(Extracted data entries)
::::::::::
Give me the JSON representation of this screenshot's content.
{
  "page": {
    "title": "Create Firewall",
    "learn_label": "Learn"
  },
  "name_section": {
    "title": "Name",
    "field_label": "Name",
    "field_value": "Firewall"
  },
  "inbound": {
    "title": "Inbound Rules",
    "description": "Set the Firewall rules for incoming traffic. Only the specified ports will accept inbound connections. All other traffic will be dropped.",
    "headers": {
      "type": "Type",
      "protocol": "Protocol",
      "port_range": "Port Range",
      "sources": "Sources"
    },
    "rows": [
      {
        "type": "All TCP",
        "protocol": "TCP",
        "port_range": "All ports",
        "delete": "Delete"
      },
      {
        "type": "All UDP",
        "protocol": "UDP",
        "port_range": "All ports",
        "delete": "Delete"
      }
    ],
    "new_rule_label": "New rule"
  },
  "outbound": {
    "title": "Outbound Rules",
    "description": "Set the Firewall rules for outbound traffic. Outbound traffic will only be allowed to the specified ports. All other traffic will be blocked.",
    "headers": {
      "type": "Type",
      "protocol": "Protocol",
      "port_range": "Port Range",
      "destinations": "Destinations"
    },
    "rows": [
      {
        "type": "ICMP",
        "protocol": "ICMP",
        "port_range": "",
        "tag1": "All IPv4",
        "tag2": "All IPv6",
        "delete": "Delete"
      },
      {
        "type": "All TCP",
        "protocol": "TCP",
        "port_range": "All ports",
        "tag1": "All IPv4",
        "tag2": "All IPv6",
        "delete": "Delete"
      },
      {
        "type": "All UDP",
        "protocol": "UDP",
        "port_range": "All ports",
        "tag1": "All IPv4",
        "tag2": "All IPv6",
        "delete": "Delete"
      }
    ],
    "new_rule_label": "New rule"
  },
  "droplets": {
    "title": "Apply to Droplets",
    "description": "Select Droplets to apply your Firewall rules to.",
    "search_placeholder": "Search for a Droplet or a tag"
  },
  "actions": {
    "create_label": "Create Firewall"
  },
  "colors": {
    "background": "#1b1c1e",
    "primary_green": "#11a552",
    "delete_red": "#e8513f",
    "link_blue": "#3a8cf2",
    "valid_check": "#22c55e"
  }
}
::::::::::
In the records shown above, how many lines include the word "specified"? Answer with the number only.

● Response for this exercise
2